RECORD EXCERPTS:
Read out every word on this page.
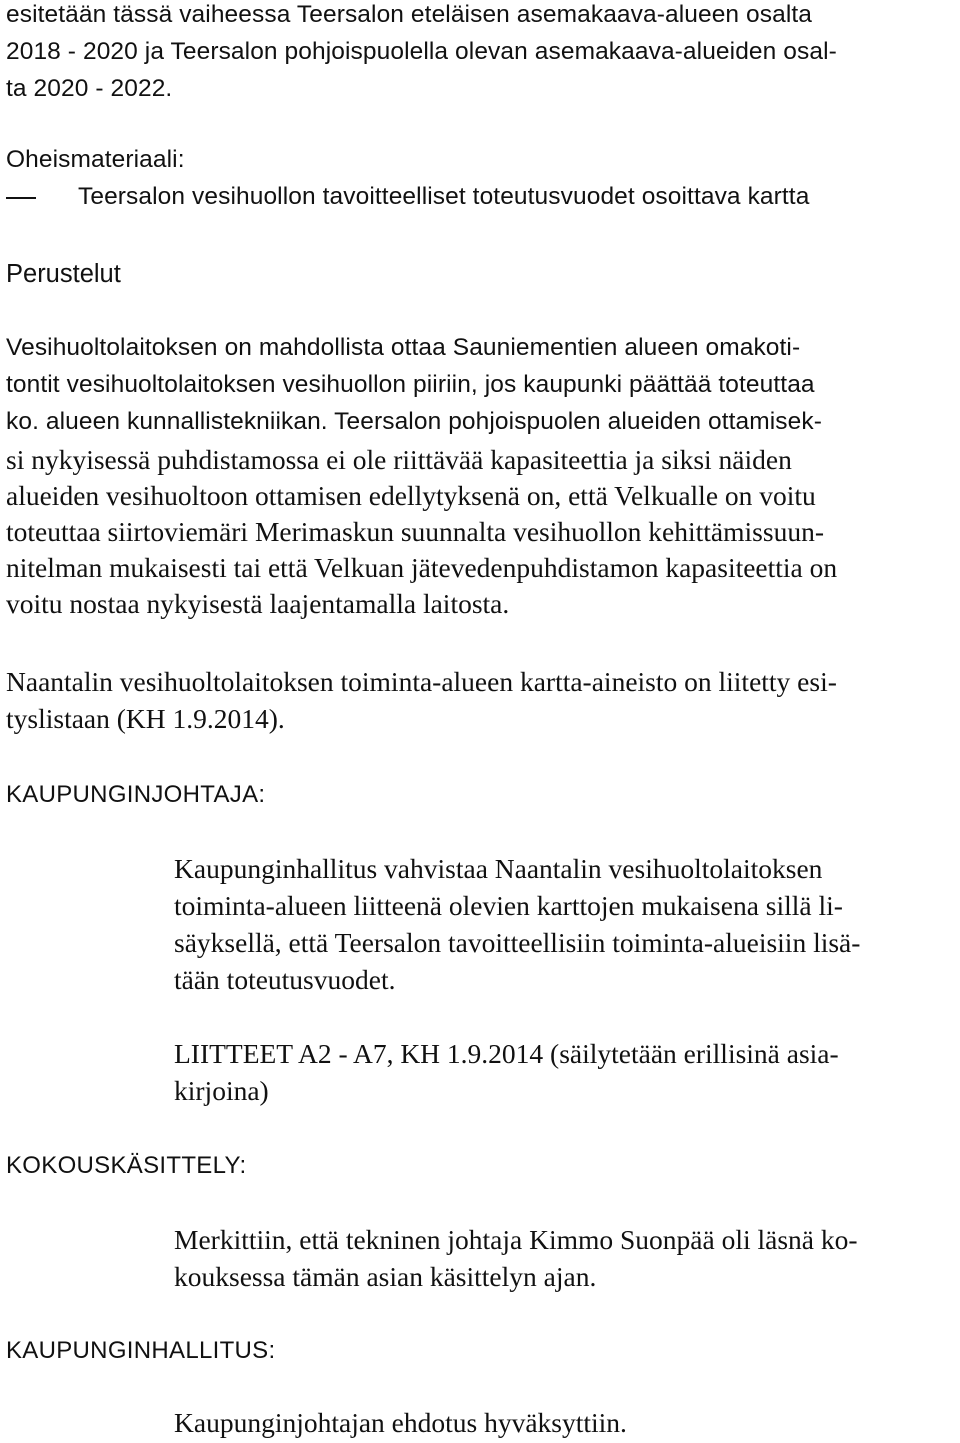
esitetään tässä vaiheessa Teersalon eteläisen asemakaava-alueen osalta
2018 - 2020 ja Teersalon pohjoispuolella olevan asemakaava-alueiden osal-
ta 2020 - 2022.
Oheismateriaali:
Teersalon vesihuollon tavoitteelliset toteutusvuodet osoittava kartta
Perustelut
Vesihuoltolaitoksen on mahdollista ottaa Sauniementien alueen omakoti-
tontit vesihuoltolaitoksen vesihuollon piiriin, jos kaupunki päättää toteuttaa
ko. alueen kunnallistekniikan. Teersalon pohjoispuolen alueiden ottamisek-
si nykyisessä puhdistamossa ei ole riittävää kapasiteettia ja siksi näiden
alueiden vesihuoltoon ottamisen edellytyksenä on, että Velkualle on voitu
toteuttaa siirtoviemäri Merimaskun suunnalta vesihuollon kehittämissuun-
nitelman mukaisesti tai että Velkuan jätevedenpuhdistamon kapasiteettia on
voitu nostaa nykyisestä laajentamalla laitosta.
Naantalin vesihuoltolaitoksen toiminta-alueen kartta-aineisto on liitetty esi-
tyslistaan (KH 1.9.2014).
KAUPUNGINJOHTAJA:
Kaupunginhallitus vahvistaa Naantalin vesihuoltolaitoksen
toiminta-alueen liitteenä olevien karttojen mukaisena sillä li-
säyksellä, että Teersalon tavoitteellisiin toiminta-alueisiin lisä-
tään toteutusvuodet.
LIITTEET A2 - A7, KH 1.9.2014 (säilytetään erillisinä asia-
kirjoina)
KOKOUSKÄSITTELY:
Merkittiin, että tekninen johtaja Kimmo Suonpää oli läsnä ko-
kouksessa tämän asian käsittelyn ajan.
KAUPUNGINHALLITUS:
Kaupunginjohtajan ehdotus hyväksyttiin.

WHAT TO DO: Search the lines for the string "toiminta" and copy every line that has it.

ANSWER FOR THE TASK:
Naantalin vesihuoltolaitoksen toiminta-alueen kartta-aineisto on liitetty esi-
toiminta-alueen liitteenä olevien karttojen mukaisena sillä li-
säyksellä, että Teersalon tavoitteellisiin toiminta-alueisiin lisä-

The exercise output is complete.